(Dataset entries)
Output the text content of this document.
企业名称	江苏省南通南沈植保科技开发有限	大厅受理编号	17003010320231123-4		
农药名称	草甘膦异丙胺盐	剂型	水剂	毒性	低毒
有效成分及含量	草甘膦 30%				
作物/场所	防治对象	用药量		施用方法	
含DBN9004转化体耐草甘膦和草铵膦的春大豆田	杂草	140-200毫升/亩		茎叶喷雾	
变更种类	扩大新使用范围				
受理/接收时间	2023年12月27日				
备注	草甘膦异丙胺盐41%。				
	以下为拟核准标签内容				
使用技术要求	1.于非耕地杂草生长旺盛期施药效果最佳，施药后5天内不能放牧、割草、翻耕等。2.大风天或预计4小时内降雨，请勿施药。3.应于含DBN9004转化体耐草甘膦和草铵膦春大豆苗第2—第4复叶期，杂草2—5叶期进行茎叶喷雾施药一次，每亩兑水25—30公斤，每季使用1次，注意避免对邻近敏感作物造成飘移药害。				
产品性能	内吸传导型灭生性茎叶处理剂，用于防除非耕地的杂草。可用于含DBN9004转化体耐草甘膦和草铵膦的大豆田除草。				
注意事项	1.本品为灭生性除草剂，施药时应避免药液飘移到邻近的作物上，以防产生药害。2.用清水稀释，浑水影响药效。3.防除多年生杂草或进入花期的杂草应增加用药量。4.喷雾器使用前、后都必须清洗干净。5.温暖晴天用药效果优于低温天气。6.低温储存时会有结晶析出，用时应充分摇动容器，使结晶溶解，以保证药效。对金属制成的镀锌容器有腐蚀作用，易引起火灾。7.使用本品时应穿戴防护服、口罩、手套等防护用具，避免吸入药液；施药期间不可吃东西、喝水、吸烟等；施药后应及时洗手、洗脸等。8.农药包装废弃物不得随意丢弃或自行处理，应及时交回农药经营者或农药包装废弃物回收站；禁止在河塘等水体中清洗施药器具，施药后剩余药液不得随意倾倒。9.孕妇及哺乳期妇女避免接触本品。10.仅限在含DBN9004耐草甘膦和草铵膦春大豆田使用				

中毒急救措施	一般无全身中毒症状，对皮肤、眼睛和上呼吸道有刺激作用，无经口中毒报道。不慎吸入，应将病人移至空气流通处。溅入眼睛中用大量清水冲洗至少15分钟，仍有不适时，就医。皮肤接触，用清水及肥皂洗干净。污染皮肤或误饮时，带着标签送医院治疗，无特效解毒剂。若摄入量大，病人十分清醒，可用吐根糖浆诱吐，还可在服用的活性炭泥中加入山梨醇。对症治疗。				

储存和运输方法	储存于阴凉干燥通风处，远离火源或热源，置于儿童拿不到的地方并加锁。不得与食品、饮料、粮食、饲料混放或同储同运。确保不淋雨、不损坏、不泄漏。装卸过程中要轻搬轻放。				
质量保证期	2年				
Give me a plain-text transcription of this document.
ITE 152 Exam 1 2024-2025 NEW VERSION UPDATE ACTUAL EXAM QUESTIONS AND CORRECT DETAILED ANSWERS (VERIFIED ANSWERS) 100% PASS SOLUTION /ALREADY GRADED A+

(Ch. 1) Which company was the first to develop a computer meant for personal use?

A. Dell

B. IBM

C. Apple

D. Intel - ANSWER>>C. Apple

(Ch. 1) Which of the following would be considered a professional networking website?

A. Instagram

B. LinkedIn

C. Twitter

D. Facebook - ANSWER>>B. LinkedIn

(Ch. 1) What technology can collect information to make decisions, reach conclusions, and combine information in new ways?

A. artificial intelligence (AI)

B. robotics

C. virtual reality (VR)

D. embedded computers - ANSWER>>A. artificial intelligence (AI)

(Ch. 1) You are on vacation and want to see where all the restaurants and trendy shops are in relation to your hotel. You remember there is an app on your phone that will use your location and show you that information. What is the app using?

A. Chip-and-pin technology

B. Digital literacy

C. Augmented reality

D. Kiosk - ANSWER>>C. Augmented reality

* Your goal: Nothing should be left out: return all of the records exactly.

* Answer to the task:
Output the text content of this document.
企业名称	江苏省南通南沈植保科技开发有限	大厅受理编号	17003010320231123-4		
农药名称	草甘膦异丙胺盐	剂型	水剂	毒性	低毒
有效成分及含量	草甘膦 30%				
作物/场所	防治对象	用药量		施用方法	
含DBN9004转化体耐草甘膦和草铵膦的春大豆田	杂草	140-200毫升/亩		茎叶喷雾	
变更种类	扩大新使用范围				
受理/接收时间	2023年12月27日				
备注	草甘膦异丙胺盐41%。				
	以下为拟核准标签内容				
使用技术要求	1.于非耕地杂草生长旺盛期施药效果最佳，施药后5天内不能放牧、割草、翻耕等。2.大风天或预计4小时内降雨，请勿施药。3.应于含DBN9004转化体耐草甘膦和草铵膦春大豆苗第2—第4复叶期，杂草2—5叶期进行茎叶喷雾施药一次，每亩兑水25—30公斤，每季使用1次，注意避免对邻近敏感作物造成飘移药害。				
产品性能	内吸传导型灭生性茎叶处理剂，用于防除非耕地的杂草。可用于含DBN9004转化体耐草甘膦和草铵膦的大豆田除草。				
注意事项	1.本品为灭生性除草剂，施药时应避免药液飘移到邻近的作物上，以防产生药害。2.用清水稀释，浑水影响药效。3.防除多年生杂草或进入花期的杂草应增加用药量。4.喷雾器使用前、后都必须清洗干净。5.温暖晴天用药效果优于低温天气。6.低温储存时会有结晶析出，用时应充分摇动容器，使结晶溶解，以保证药效。对金属制成的镀锌容器有腐蚀作用，易引起火灾。7.使用本品时应穿戴防护服、口罩、手套等防护用具，避免吸入药液；施药期间不可吃东西、喝水、吸烟等；施药后应及时洗手、洗脸等。8.农药包装废弃物不得随意丢弃或自行处理，应及时交回农药经营者或农药包装废弃物回收站；禁止在河塘等水体中清洗施药器具，施药后剩余药液不得随意倾倒。9.孕妇及哺乳期妇女避免接触本品。10.仅限在含DBN9004耐草甘膦和草铵膦春大豆田使用				

中毒急救措施	一般无全身中毒症状，对皮肤、眼睛和上呼吸道有刺激作用，无经口中毒报道。不慎吸入，应将病人移至空气流通处。溅入眼睛中用大量清水冲洗至少15分钟，仍有不适时，就医。皮肤接触，用清水及肥皂洗干净。污染皮肤或误饮时，带着标签送医院治疗，无特效解毒剂。若摄入量大，病人十分清醒，可用吐根糖浆诱吐，还可在服用的活性炭泥中加入山梨醇。对症治疗。				

储存和运输方法	储存于阴凉干燥通风处，远离火源或热源，置于儿童拿不到的地方并加锁。不得与食品、饮料、粮食、饲料混放或同储同运。确保不淋雨、不损坏、不泄漏。装卸过程中要轻搬轻放。				
质量保证期	2年				
Give me a plain-text transcription of this document.
ITE 152 Exam 1 2024-2025 NEW VERSION UPDATE ACTUAL EXAM QUESTIONS AND CORRECT DETAILED ANSWERS (VERIFIED ANSWERS) 100% PASS SOLUTION /ALREADY GRADED A+

(Ch. 1) Which company was the first to develop a computer meant for personal use?

A. Dell

B. IBM

C. Apple

D. Intel - ANSWER>>C. Apple

(Ch. 1) Which of the following would be considered a professional networking website?

A. Instagram

B. LinkedIn

C. Twitter

D. Facebook - ANSWER>>B. LinkedIn

(Ch. 1) What technology can collect information to make decisions, reach conclusions, and combine information in new ways?

A. artificial intelligence (AI)

B. robotics

C. virtual reality (VR)

D. embedded computers - ANSWER>>A. artificial intelligence (AI)

(Ch. 1) You are on vacation and want to see where all the restaurants and trendy shops are in relation to your hotel. You remember there is an app on your phone that will use your location and show you that information. What is the app using?

A. Chip-and-pin technology

B. Digital literacy

C. Augmented reality

D. Kiosk - ANSWER>>C. Augmented reality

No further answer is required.